** Material provided **
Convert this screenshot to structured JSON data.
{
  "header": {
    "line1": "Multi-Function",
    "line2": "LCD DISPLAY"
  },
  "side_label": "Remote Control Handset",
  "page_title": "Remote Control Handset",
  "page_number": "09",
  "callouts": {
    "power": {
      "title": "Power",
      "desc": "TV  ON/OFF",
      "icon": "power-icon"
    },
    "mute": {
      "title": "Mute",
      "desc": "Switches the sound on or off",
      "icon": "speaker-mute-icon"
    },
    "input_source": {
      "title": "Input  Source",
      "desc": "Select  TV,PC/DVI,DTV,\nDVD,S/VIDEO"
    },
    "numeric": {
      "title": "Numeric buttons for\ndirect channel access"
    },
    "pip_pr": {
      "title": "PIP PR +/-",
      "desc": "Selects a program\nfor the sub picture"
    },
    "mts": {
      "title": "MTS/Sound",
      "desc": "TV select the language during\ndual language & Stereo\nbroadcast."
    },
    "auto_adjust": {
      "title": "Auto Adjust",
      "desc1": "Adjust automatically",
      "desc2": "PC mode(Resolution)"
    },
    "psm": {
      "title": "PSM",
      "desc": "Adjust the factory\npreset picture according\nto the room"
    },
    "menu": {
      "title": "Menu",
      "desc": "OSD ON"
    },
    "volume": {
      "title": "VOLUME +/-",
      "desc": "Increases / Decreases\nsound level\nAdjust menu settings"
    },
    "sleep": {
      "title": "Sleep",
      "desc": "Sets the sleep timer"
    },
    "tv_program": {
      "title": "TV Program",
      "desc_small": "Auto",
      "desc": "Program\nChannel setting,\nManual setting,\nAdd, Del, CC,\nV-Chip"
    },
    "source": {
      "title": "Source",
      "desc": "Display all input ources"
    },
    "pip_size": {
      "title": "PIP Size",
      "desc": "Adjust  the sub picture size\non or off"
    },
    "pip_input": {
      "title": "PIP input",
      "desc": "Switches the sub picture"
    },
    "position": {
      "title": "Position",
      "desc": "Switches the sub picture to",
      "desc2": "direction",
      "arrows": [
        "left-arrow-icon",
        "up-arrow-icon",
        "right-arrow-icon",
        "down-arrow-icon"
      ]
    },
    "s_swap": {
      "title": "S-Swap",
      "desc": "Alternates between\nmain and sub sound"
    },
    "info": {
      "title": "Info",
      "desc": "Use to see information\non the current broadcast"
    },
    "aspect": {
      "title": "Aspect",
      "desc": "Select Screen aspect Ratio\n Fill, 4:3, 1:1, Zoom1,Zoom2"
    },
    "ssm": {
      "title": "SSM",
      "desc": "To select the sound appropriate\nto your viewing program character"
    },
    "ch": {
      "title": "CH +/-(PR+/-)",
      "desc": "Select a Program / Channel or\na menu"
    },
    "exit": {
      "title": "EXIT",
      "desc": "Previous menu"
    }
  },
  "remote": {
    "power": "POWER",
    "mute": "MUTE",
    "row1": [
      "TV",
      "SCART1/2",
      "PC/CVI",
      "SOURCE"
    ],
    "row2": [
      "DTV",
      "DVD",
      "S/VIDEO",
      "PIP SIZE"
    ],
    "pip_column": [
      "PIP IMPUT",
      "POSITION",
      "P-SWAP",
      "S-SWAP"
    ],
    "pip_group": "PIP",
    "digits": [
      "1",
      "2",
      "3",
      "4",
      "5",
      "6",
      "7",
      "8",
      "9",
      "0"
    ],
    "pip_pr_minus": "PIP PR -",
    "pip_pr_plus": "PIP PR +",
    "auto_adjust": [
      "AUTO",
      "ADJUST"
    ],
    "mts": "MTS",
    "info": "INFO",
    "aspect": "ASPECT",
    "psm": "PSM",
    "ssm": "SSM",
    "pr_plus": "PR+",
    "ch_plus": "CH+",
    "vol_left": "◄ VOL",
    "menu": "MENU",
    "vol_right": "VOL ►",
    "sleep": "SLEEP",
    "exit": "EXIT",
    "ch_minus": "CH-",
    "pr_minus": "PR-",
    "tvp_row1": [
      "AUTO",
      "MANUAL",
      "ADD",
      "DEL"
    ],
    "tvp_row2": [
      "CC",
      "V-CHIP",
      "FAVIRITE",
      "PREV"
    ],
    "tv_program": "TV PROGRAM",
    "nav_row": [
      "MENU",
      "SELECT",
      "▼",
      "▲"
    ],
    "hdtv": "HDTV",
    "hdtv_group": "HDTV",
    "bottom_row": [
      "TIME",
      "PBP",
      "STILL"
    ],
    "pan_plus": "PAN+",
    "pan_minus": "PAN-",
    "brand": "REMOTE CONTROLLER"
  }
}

** Do this **
Write the data back out verbatim.

** Task output **
Convert this screenshot to structured JSON data.
{
  "header": {
    "line1": "Multi-Function",
    "line2": "LCD DISPLAY"
  },
  "side_label": "Remote Control Handset",
  "page_title": "Remote Control Handset",
  "page_number": "09",
  "callouts": {
    "power": {
      "title": "Power",
      "desc": "TV  ON/OFF",
      "icon": "power-icon"
    },
    "mute": {
      "title": "Mute",
      "desc": "Switches the sound on or off",
      "icon": "speaker-mute-icon"
    },
    "input_source": {
      "title": "Input  Source",
      "desc": "Select  TV,PC/DVI,DTV,\nDVD,S/VIDEO"
    },
    "numeric": {
      "title": "Numeric buttons for\ndirect channel access"
    },
    "pip_pr": {
      "title": "PIP PR +/-",
      "desc": "Selects a program\nfor the sub picture"
    },
    "mts": {
      "title": "MTS/Sound",
      "desc": "TV select the language during\ndual language & Stereo\nbroadcast."
    },
    "auto_adjust": {
      "title": "Auto Adjust",
      "desc1": "Adjust automatically",
      "desc2": "PC mode(Resolution)"
    },
    "psm": {
      "title": "PSM",
      "desc": "Adjust the factory\npreset picture according\nto the room"
    },
    "menu": {
      "title": "Menu",
      "desc": "OSD ON"
    },
    "volume": {
      "title": "VOLUME +/-",
      "desc": "Increases / Decreases\nsound level\nAdjust menu settings"
    },
    "sleep": {
      "title": "Sleep",
      "desc": "Sets the sleep timer"
    },
    "tv_program": {
      "title": "TV Program",
      "desc_small": "Auto",
      "desc": "Program\nChannel setting,\nManual setting,\nAdd, Del, CC,\nV-Chip"
    },
    "source": {
      "title": "Source",
      "desc": "Display all input ources"
    },
    "pip_size": {
      "title": "PIP Size",
      "desc": "Adjust  the sub picture size\non or off"
    },
    "pip_input": {
      "title": "PIP input",
      "desc": "Switches the sub picture"
    },
    "position": {
      "title": "Position",
      "desc": "Switches the sub picture to",
      "desc2": "direction",
      "arrows": [
        "left-arrow-icon",
        "up-arrow-icon",
        "right-arrow-icon",
        "down-arrow-icon"
      ]
    },
    "s_swap": {
      "title": "S-Swap",
      "desc": "Alternates between\nmain and sub sound"
    },
    "info": {
      "title": "Info",
      "desc": "Use to see information\non the current broadcast"
    },
    "aspect": {
      "title": "Aspect",
      "desc": "Select Screen aspect Ratio\n Fill, 4:3, 1:1, Zoom1,Zoom2"
    },
    "ssm": {
      "title": "SSM",
      "desc": "To select the sound appropriate\nto your viewing program character"
    },
    "ch": {
      "title": "CH +/-(PR+/-)",
      "desc": "Select a Program / Channel or\na menu"
    },
    "exit": {
      "title": "EXIT",
      "desc": "Previous menu"
    }
  },
  "remote": {
    "power": "POWER",
    "mute": "MUTE",
    "row1": [
      "TV",
      "SCART1/2",
      "PC/CVI",
      "SOURCE"
    ],
    "row2": [
      "DTV",
      "DVD",
      "S/VIDEO",
      "PIP SIZE"
    ],
    "pip_column": [
      "PIP IMPUT",
      "POSITION",
      "P-SWAP",
      "S-SWAP"
    ],
    "pip_group": "PIP",
    "digits": [
      "1",
      "2",
      "3",
      "4",
      "5",
      "6",
      "7",
      "8",
      "9",
      "0"
    ],
    "pip_pr_minus": "PIP PR -",
    "pip_pr_plus": "PIP PR +",
    "auto_adjust": [
      "AUTO",
      "ADJUST"
    ],
    "mts": "MTS",
    "info": "INFO",
    "aspect": "ASPECT",
    "psm": "PSM",
    "ssm": "SSM",
    "pr_plus": "PR+",
    "ch_plus": "CH+",
    "vol_left": "◄ VOL",
    "menu": "MENU",
    "vol_right": "VOL ►",
    "sleep": "SLEEP",
    "exit": "EXIT",
    "ch_minus": "CH-",
    "pr_minus": "PR-",
    "tvp_row1": [
      "AUTO",
      "MANUAL",
      "ADD",
      "DEL"
    ],
    "tvp_row2": [
      "CC",
      "V-CHIP",
      "FAVIRITE",
      "PREV"
    ],
    "tv_program": "TV PROGRAM",
    "nav_row": [
      "MENU",
      "SELECT",
      "▼",
      "▲"
    ],
    "hdtv": "HDTV",
    "hdtv_group": "HDTV",
    "bottom_row": [
      "TIME",
      "PBP",
      "STILL"
    ],
    "pan_plus": "PAN+",
    "pan_minus": "PAN-",
    "brand": "REMOTE CONTROLLER"
  }
}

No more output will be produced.